EXTRACT PROVIDED below:
The exclusion criteria were, as follows. We excluded all the patient with digestive tumors, although suggestive for GIST, but who had not undergone a surgical procedure and who had no histopathological confirmation of GIST, including immunohistochemistry. Thus, we excluded all the cases for whom the tumors could not be confirmed as GISTs with no doubts, as the differential diagnosis was not very clear even after immunohistochemistry investigations were conducted.

All data were retrieved from a single surgical center.
End of EXTRACT PROVIDED.
EXTRACTED MATERIAL below:
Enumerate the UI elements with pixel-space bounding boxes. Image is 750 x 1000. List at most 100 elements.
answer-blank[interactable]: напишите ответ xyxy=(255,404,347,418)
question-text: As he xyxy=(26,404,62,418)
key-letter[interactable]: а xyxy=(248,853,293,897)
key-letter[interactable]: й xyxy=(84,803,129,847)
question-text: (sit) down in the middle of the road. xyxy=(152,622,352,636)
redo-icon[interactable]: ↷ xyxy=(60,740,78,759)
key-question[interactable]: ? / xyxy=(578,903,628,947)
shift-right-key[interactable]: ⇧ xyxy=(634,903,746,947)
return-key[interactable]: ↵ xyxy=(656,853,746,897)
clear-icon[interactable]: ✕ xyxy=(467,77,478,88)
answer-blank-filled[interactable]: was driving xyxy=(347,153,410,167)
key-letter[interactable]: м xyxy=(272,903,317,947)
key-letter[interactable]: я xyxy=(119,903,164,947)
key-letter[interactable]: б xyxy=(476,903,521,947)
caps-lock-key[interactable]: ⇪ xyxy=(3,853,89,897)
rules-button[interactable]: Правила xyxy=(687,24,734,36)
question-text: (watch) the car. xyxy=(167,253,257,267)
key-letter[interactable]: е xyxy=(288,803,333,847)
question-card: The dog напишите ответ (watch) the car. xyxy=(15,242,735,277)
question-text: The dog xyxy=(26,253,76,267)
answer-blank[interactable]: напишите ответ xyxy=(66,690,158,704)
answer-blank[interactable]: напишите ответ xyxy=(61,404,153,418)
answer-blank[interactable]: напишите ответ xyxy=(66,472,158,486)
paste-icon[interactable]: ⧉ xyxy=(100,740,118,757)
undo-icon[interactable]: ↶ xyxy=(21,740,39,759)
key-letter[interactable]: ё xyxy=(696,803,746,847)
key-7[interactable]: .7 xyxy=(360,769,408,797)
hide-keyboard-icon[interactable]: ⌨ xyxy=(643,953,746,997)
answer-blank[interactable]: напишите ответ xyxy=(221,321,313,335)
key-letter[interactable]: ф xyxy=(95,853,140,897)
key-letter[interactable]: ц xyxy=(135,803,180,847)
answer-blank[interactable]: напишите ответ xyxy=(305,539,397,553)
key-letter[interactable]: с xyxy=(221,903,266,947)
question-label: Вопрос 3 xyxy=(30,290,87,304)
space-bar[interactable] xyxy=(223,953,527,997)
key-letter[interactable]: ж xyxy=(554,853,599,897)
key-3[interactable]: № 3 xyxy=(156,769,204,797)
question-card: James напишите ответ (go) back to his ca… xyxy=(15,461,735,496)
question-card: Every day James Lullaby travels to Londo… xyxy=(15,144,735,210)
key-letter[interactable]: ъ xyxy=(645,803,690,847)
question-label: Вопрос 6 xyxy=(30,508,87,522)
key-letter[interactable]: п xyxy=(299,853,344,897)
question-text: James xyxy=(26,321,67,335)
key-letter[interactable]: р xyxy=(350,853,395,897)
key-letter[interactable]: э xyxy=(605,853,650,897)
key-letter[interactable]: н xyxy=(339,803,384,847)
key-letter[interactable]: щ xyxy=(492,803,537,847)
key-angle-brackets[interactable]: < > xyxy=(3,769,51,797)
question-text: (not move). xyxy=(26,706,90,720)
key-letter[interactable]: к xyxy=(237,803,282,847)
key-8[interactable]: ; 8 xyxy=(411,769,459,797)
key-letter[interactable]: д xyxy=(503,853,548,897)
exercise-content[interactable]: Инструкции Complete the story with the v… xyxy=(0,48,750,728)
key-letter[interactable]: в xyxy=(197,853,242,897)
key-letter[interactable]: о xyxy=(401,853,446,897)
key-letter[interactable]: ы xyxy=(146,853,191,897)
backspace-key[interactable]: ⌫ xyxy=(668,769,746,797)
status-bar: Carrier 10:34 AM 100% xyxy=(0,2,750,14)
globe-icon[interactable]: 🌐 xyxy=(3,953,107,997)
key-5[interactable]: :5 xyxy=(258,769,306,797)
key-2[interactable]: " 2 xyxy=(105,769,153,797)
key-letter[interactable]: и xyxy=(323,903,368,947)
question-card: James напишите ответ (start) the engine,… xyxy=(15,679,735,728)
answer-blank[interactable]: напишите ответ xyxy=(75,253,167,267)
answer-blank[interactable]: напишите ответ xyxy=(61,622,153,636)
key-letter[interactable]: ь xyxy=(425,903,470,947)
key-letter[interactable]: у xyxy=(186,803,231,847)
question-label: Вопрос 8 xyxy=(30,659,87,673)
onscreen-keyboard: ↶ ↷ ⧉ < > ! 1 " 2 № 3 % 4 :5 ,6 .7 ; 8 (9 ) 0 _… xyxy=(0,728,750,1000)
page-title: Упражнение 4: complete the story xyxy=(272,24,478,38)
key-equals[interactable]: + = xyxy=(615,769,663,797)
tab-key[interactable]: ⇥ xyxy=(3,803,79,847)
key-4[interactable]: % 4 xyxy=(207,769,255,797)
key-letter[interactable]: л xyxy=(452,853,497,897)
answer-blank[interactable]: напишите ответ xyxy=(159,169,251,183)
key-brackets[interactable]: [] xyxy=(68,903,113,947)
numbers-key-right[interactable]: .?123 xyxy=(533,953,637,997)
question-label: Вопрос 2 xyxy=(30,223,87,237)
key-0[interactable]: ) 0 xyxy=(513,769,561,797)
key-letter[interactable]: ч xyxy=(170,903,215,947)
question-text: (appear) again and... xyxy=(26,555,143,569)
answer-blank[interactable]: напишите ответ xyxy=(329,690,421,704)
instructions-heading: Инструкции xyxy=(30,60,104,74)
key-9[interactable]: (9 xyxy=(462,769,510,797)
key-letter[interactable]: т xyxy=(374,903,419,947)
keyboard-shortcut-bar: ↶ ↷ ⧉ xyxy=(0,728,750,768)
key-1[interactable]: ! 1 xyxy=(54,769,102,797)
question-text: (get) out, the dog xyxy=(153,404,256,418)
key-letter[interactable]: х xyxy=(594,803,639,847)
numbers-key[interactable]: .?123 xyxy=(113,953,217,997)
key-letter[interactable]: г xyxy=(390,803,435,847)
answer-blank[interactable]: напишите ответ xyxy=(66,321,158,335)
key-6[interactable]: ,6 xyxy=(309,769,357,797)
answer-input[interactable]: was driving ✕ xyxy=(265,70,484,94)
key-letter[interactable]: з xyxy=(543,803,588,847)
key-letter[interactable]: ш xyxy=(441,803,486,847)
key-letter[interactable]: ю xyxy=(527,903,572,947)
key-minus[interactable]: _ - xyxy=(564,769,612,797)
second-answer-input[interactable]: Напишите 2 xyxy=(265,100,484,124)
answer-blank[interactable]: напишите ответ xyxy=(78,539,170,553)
End of EXTRACTED MATERIAL.
**REQUIRED TASKS**
[a] Answer these questions from the passage on GIST exclusion criteria, one per line:
(i) What kind of tumors did the excluded patients have?
(ii) Even after which investigations did the differential diagnosis remain unclear in some excluded cases?
(iii) From how many surgical centers were the data retrieved?
[b] Please list every medical procedure or investigation named in the passage on GIST exclusion criteria.
[c] Continue the passage on GIST exclusion criteria after its last sentence.

**REPLIES**
[a]
(i) Digestive tumors suggestive for GIST
(ii) Immunohistochemistry investigations
(iii) A single surgical center

[b]
- Surgical procedure
- Histopathological confirmation
- Immunohistochemistry

[c]
According to the latest World Health Organization (WHO) classification (2019) (8,9), we took into account the essential diagnostic criteria along with desirable diagnostic criteria documented for GISTs. The essential criteria included: An intramural, submucosal or subserosal mass, spindle-cell, epithelioid or mixed cell morphology, protein product of c-KIT (KIT) gene and/or discovered on GIST (DOG1) immunopositivity and SDHB loss in SDH-deficient GISTs. The desirable criteria are KIT or platelet-derived growth factor receptor α (PDGFRA) gene mutations in approximately 85% of tumors. In addition, the prognostic parameters for GISTs are mitotic activity, tumor size and anatomical site (8,9).

The objective of the study was to assess, for the patients included, the fulfillment of the diagnostic criteria according to WHO 2019 classification.

Clinical and imagistic investigation

Table II documents the preoperative investigations performed for the patients included in the study: Abdominal ultrasound, contrast computed tomography (CT) scan, upper endoscopy, and lower endoscopy (recto-colonoscopy). We considered as positive the results that detected a tumor mass located on the digestive tract (sensitivity).

Table II

Rate of positive findings in various investigations.

Table II

Rate of positive findings in various investigations.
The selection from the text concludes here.